***** Lesetext *****

Der Saal war gut gefüllt, rund 230 ZuhörerInnen waren dem Veranstaltungsaufruf gefolgt. Was sie zu hören bekamen, waren die tiefen Abgründe und somit die dunklen Seiten dieses in Teilen bereits ausgehebelten Rechtsstaates.
Eingeladen hatte – mit uns Falken – ein breites Bündnis aus Organisationen, Initiativen und Gewerkschaften.
Der Referent: Rolf Gössner, seines Zeichens Vizepräsident der Internationalen Liga für Menschenrechte, Rechtsanwalt, Publizist, Herausgeber diverser Streitschriften, die sich mit Entwicklung und Zustand von Bürgerrechten und Demokratie in der Bundesrepublik auseinandersetzen.
In seinem ca. 55-minütigen Vortrag ging es neben seiner eigenen, über 38 Jahre währenden Verfolgungsgeschichte auch um die von Bodo Ramelow, Mitglied und Abgeordneter der Linkspartei. Dessen Überwachung durch den Verfassungsschutz wurde in letzter Instanz vom Bundesverwaltungsgericht – mit staatsautoritärer Argumentation – bestätigt. Dabei ging es gar nicht um dessen Verfassungstreue, die nicht in Zweifel stand, sondern um die von bestimmten Gruppen innerhalb der Linkspartei, die vom Verfassungsschutz als verfassungsfeindlich eingestuft werden. Um deren Entwicklung und Einfluss umfassend beobachten zu können, dürfe auch der Partei-„Funktionär“ Bodo Ramelow ausgeforscht werden. Ein unglaublicher Vorgang der Instrumentalisierung einer als verfassungstreu geltenden Person zu staatlichen Überwachungszwecken…
Rolf Gössner konnte in seinem Vortrag deutlich machen, dass die zweifelhafte Rolle des Inlandsgeheimdienstes in letzter Konsequenz selbst verfassungsfeindlich ist. In beiden bekannten Fällen geht es eben nicht um den Schutz der Verfassung, sondern um die Aushöhlung von demokratischen Grundrechten.

***** Inhalt der Datensätze *****

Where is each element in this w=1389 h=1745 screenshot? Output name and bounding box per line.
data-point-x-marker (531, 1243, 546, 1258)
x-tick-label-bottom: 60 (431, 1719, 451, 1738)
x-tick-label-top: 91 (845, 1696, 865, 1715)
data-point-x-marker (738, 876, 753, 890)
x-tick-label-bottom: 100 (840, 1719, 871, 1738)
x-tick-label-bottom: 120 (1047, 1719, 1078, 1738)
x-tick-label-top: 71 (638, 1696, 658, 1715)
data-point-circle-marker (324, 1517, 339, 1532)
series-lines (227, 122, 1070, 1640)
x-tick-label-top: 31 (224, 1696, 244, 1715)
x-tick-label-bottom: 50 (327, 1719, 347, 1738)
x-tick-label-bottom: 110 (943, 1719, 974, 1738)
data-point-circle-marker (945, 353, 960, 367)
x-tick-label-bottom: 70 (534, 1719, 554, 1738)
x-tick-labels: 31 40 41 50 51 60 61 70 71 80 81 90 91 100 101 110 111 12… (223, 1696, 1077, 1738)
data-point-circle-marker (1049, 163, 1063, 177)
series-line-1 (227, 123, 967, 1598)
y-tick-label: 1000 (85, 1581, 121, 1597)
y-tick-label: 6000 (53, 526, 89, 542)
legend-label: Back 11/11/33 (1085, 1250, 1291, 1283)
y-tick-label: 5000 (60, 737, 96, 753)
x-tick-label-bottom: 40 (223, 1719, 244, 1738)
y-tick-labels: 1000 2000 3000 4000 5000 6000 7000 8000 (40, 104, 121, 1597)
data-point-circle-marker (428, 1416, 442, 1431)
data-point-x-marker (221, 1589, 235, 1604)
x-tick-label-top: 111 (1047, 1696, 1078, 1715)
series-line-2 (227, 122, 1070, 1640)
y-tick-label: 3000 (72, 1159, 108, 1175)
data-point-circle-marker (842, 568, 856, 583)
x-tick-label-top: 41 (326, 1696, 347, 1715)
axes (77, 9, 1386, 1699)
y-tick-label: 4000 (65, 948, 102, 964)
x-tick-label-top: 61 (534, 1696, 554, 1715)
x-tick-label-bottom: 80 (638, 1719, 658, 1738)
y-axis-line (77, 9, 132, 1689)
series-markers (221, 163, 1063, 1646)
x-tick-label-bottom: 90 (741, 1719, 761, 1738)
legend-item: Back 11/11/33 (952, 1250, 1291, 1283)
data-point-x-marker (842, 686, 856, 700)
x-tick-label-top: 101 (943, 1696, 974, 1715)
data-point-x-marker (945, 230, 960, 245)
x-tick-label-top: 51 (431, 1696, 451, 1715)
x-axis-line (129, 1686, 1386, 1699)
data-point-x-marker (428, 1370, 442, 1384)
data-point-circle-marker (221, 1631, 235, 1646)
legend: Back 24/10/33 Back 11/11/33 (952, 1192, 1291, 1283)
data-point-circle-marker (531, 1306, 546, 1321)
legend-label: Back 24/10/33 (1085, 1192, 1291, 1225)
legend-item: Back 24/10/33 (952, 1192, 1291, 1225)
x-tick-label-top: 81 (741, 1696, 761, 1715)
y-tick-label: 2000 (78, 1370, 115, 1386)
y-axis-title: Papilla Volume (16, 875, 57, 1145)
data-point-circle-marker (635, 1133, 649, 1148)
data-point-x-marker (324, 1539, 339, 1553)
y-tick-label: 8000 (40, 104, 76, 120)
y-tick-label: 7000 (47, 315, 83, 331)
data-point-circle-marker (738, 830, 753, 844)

*****

### Aufgabenstellung
Schreibe bitte den Bericht über den Vortrag von Rolf Gössner im Anschluss an seinen letzten Satz weiter.

### Ergebnis
Im Überwachungsfall Rolf Gössner ist dies seit Anfang des Jahres auch gerichtlich festgestellt. Zwar ist das Urteil noch nicht rechtskräftig, da das Bundesamt für Verfassungsschutz die Berufung gegen das Urteil beantragt hat. Aber schon jetzt steht fest: Gössners Überwachung fußt in Gänze auf nicht haltbaren Vorwürfen und ist einzig seinem unnachgiebigen Engagement für Grundrechte und Demokratie geschuldet, das eben auch vor einer Kritik am Vorgehen der Geheimdienste nicht halt macht.
Die dubiosen geheimen Methoden des Verfassungsschutzes führten in dem Verfahren dazu, dass der überwiegende Teil der Personenakte, die über die Jahre über Gössners Aktivitäten zusammengestellt wurde – es handelt sich um gut 2000 Seiten – weder dem Kläger noch seinem Anwalt, noch nicht einmal dem entscheidenden Verwaltungsgericht in Köln offen gelegt wurde. Einzig der Bundesgerichtshof konnte in einem parallelen geheimen "In-camera"-Verfahren Einblick nehmen. Es hatte zu entscheiden, ob die Offenlegung des Materials eine Gefahr für die Bundesrepublik Deutschland und seiner Interessen darstelle. Es entschied gegen die Offenlegung! (siehe hierzu auch das taz!-Interview mit Rolf Gössner vom 03.02.2011)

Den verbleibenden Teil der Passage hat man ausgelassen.